(Extracted data entries)
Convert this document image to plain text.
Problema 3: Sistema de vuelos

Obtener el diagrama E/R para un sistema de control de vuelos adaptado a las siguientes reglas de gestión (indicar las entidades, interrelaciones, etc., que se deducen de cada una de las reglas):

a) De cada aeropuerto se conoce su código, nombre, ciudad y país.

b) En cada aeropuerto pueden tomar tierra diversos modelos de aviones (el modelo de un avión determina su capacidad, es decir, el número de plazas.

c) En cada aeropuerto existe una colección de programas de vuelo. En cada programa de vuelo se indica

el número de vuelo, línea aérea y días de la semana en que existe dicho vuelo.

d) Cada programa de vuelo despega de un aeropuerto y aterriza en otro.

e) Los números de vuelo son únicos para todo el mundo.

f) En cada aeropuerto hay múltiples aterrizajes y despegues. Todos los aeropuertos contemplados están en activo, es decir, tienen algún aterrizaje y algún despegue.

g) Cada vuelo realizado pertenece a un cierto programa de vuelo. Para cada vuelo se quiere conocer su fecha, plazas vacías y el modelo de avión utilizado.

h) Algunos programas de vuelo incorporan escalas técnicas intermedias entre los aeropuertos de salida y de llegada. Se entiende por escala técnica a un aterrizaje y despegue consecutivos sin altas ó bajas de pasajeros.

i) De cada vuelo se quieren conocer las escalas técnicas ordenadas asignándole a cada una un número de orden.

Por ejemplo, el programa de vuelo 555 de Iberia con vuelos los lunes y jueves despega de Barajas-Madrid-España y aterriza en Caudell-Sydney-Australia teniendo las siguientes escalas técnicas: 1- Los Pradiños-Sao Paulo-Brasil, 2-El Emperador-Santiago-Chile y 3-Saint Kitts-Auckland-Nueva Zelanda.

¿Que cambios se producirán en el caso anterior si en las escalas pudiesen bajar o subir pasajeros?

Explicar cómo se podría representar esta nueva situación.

* DIRECTIONS *
Output the lines above verbatim and in full.

* COMPLETE ANSWER *
Convert this document image to plain text.
Problema 3: Sistema de vuelos

Obtener el diagrama E/R para un sistema de control de vuelos adaptado a las siguientes reglas de gestión (indicar las entidades, interrelaciones, etc., que se deducen de cada una de las reglas):

a) De cada aeropuerto se conoce su código, nombre, ciudad y país.

b) En cada aeropuerto pueden tomar tierra diversos modelos de aviones (el modelo de un avión determina su capacidad, es decir, el número de plazas.

c) En cada aeropuerto existe una colección de programas de vuelo. En cada programa de vuelo se indica

el número de vuelo, línea aérea y días de la semana en que existe dicho vuelo.

d) Cada programa de vuelo despega de un aeropuerto y aterriza en otro.

e) Los números de vuelo son únicos para todo el mundo.

f) En cada aeropuerto hay múltiples aterrizajes y despegues. Todos los aeropuertos contemplados están en activo, es decir, tienen algún aterrizaje y algún despegue.

g) Cada vuelo realizado pertenece a un cierto programa de vuelo. Para cada vuelo se quiere conocer su fecha, plazas vacías y el modelo de avión utilizado.

h) Algunos programas de vuelo incorporan escalas técnicas intermedias entre los aeropuertos de salida y de llegada. Se entiende por escala técnica a un aterrizaje y despegue consecutivos sin altas ó bajas de pasajeros.

i) De cada vuelo se quieren conocer las escalas técnicas ordenadas asignándole a cada una un número de orden.

Por ejemplo, el programa de vuelo 555 de Iberia con vuelos los lunes y jueves despega de Barajas-Madrid-España y aterriza en Caudell-Sydney-Australia teniendo las siguientes escalas técnicas: 1- Los Pradiños-Sao Paulo-Brasil, 2-El Emperador-Santiago-Chile y 3-Saint Kitts-Auckland-Nueva Zelanda.

¿Que cambios se producirán en el caso anterior si en las escalas pudiesen bajar o subir pasajeros?

Explicar cómo se podría representar esta nueva situación.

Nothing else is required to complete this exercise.